_Written task_
Every line of the data must be copied exactly.

_Extracted records_
>> Start
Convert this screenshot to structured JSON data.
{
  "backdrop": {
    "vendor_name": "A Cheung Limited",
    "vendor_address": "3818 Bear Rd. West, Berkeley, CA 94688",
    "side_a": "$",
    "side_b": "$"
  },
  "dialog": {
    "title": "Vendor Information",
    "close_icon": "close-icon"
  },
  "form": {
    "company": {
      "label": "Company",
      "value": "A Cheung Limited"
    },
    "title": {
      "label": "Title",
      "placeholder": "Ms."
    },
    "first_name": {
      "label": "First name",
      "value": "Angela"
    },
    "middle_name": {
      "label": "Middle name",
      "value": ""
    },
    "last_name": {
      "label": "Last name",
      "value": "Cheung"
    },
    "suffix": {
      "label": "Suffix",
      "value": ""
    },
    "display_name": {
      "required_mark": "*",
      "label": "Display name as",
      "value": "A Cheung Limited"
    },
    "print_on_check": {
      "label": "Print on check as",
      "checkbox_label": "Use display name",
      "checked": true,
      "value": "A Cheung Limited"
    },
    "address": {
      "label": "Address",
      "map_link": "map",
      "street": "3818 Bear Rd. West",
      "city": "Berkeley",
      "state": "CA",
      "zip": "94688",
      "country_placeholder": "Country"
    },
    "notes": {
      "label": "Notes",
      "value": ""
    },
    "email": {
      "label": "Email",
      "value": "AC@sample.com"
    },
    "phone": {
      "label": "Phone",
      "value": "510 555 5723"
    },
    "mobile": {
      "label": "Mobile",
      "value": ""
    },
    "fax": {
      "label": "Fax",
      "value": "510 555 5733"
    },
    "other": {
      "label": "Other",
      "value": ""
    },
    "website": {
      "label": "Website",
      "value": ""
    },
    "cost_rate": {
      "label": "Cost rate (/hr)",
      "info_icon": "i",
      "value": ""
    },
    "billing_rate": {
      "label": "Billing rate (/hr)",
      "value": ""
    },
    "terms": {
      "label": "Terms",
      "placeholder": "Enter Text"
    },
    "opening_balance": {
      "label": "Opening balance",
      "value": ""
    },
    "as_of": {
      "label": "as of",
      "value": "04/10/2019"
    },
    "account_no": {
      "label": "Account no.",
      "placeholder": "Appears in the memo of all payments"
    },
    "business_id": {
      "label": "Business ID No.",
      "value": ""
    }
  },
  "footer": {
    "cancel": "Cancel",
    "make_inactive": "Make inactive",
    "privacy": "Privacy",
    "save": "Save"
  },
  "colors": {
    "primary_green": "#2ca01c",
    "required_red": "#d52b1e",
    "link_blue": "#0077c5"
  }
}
>> End
_Full output_
Convert this screenshot to structured JSON data.
{
  "backdrop": {
    "vendor_name": "A Cheung Limited",
    "vendor_address": "3818 Bear Rd. West, Berkeley, CA 94688",
    "side_a": "$",
    "side_b": "$"
  },
  "dialog": {
    "title": "Vendor Information",
    "close_icon": "close-icon"
  },
  "form": {
    "company": {
      "label": "Company",
      "value": "A Cheung Limited"
    },
    "title": {
      "label": "Title",
      "placeholder": "Ms."
    },
    "first_name": {
      "label": "First name",
      "value": "Angela"
    },
    "middle_name": {
      "label": "Middle name",
      "value": ""
    },
    "last_name": {
      "label": "Last name",
      "value": "Cheung"
    },
    "suffix": {
      "label": "Suffix",
      "value": ""
    },
    "display_name": {
      "required_mark": "*",
      "label": "Display name as",
      "value": "A Cheung Limited"
    },
    "print_on_check": {
      "label": "Print on check as",
      "checkbox_label": "Use display name",
      "checked": true,
      "value": "A Cheung Limited"
    },
    "address": {
      "label": "Address",
      "map_link": "map",
      "street": "3818 Bear Rd. West",
      "city": "Berkeley",
      "state": "CA",
      "zip": "94688",
      "country_placeholder": "Country"
    },
    "notes": {
      "label": "Notes",
      "value": ""
    },
    "email": {
      "label": "Email",
      "value": "AC@sample.com"
    },
    "phone": {
      "label": "Phone",
      "value": "510 555 5723"
    },
    "mobile": {
      "label": "Mobile",
      "value": ""
    },
    "fax": {
      "label": "Fax",
      "value": "510 555 5733"
    },
    "other": {
      "label": "Other",
      "value": ""
    },
    "website": {
      "label": "Website",
      "value": ""
    },
    "cost_rate": {
      "label": "Cost rate (/hr)",
      "info_icon": "i",
      "value": ""
    },
    "billing_rate": {
      "label": "Billing rate (/hr)",
      "value": ""
    },
    "terms": {
      "label": "Terms",
      "placeholder": "Enter Text"
    },
    "opening_balance": {
      "label": "Opening balance",
      "value": ""
    },
    "as_of": {
      "label": "as of",
      "value": "04/10/2019"
    },
    "account_no": {
      "label": "Account no.",
      "placeholder": "Appears in the memo of all payments"
    },
    "business_id": {
      "label": "Business ID No.",
      "value": ""
    }
  },
  "footer": {
    "cancel": "Cancel",
    "make_inactive": "Make inactive",
    "privacy": "Privacy",
    "save": "Save"
  },
  "colors": {
    "primary_green": "#2ca01c",
    "required_red": "#d52b1e",
    "link_blue": "#0077c5"
  }
}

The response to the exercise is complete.